---------- 掲載本文 ----------

音楽史の中の「カゲロウプロジェクト」
柴那典×さやわか×稲葉ほたてが語る
ボカロシーンの現在
☆ ほぼ日刊惑星開発委員会 ☆
2014.4.25 vol.060
今朝の「ほぼ惑」は、中高生に絶大な人気を誇る「カゲロウプロジェクト」を取り上げます。『初音ミクはなぜ世界を変えたのか?』が話題の柴那典さん、『一〇年代文化論』を上梓したばかりのさやわかさん、ネットライターの稲葉ほたてさんで、「カゲプロ」ブームから見えてくるボカロの現在を語ります。
「カゲロウプロジェクト」は、じん(自然の敵P)によりニコニコ動画上で発表されたボーカロイド楽曲を中心として、小説・漫画・アニメなどでメディアミックス展開されている作品群の総称である。関連動画の再生回数が3000万回、小説の売上も300万部に迫り、2013年5月発売の2ndアルバム『メカクシティレコーズ』はオリコン週間チャート1位を獲得、アニメ化も行なわれた。この2010年代を代表するヒットコンテンツが、10代から圧倒的な支持を受ける理由は一体どこにあるのだろうか。そして初音ミクを筆頭とするボーカロイド文化と「カゲロウプロジェクト」の複雑な関係とは――!?
◎聞き手/構成:中野慧
▼座談会出席者プロフィール
柴那典〈しば・とものり〉
76 年生まれ。ライター、編集者。音楽ジャーナリスト。ロッキング・オン社を経て独立。音楽やカルチャー分野を中心にフリーで活動。「ナタリー」「リアルサウンド」「サイゾー」「MUSICA」など数々のウェブメディア・雑誌媒体でインタビュー・記事執筆を手掛ける。初の単著『初音ミクはなぜ世界を変えたのか?』(太田出版)を2014年4月に発売。
さやわか〈さやわか〉
74年生まれ。ライター、物語評論家。『クイックジャパン』『ユリイカ』などで執筆。音楽、漫画、アニメ、ゲーム、ネットなどジャンルを問わず批評活動を行っている。著書に『僕たちのゲーム史』(星海社新書)、『AKB商法とは何だったのか』(大洋図書)、『一〇年代文化論』(星海社新書)がある。
稲葉ほたて〈いなば・ほたて〉
ネットライター。「ねとぽよ」実質編集長。聞き手役のつもりで座談会で話してたら、喋りすぎて記名で登場することに。
■2011年、「千本桜」と「カゲロウデイズ」の登場で何が変わったのか
――さて、今回の「ほぼ日刊惑星開発委員会」は、アニメ化を機に、「カゲロウプロジェクト」がなぜこれほどまでに今の10代の心を掴んでいるかについて、ニコニコ動画やボーカロイド文化に詳しいお三方にお集まりいただいて見取り図を整理していこうという企画です。さっそく、「カゲプロ」やじん(自然の敵P)という作家の魅力について語っていただければと思うのですが……。
稲葉 まずボーカロイドの歴史を振り返ってみた上で、じんの存在を位置づけるのがわかりやすいと思いますね。
さやわか 「初音ミクやボーカロイドといっても世代があって……」という話をまず一般の人には理解してもらわないといけなくて、ここがややこしいところです。

----------

カゲロウプロジェクトをめぐる座談会記事から、「音楽史の中の「カゲロウプロジェクト」」を含むところで始まり「くるボカロの現在を語ります。」のあとで終わる部分を、一字一句変えずに出力してもらえますか？

---------- データ行 ----------

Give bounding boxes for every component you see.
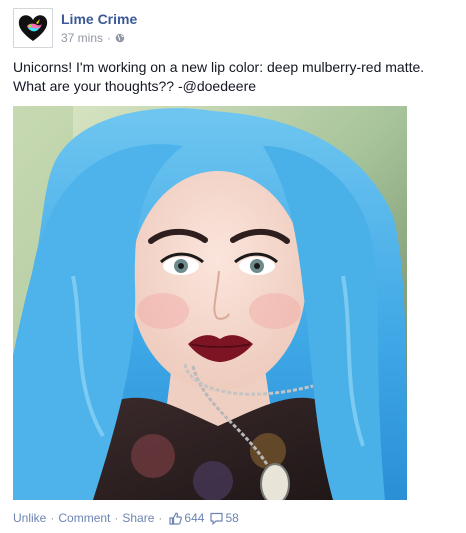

----------

▸ **出力結果**:
音楽史の中の「カゲロウプロジェクト」
柴那典×さやわか×稲葉ほたてが語る
ボカロシーンの現在
☆ ほぼ日刊惑星開発委員会 ☆
2014.4.25 vol.060
今朝の「ほぼ惑」は、中高生に絶大な人気を誇る「カゲロウプロジェクト」を取り上げます。『初音ミクはなぜ世界を変えたのか?』が話題の柴那典さん、『一〇年代文化論』を上梓したばかりのさやわかさん、ネットライターの稲葉ほたてさんで、「カゲプロ」ブームから見えてくるボカロの現在を語ります。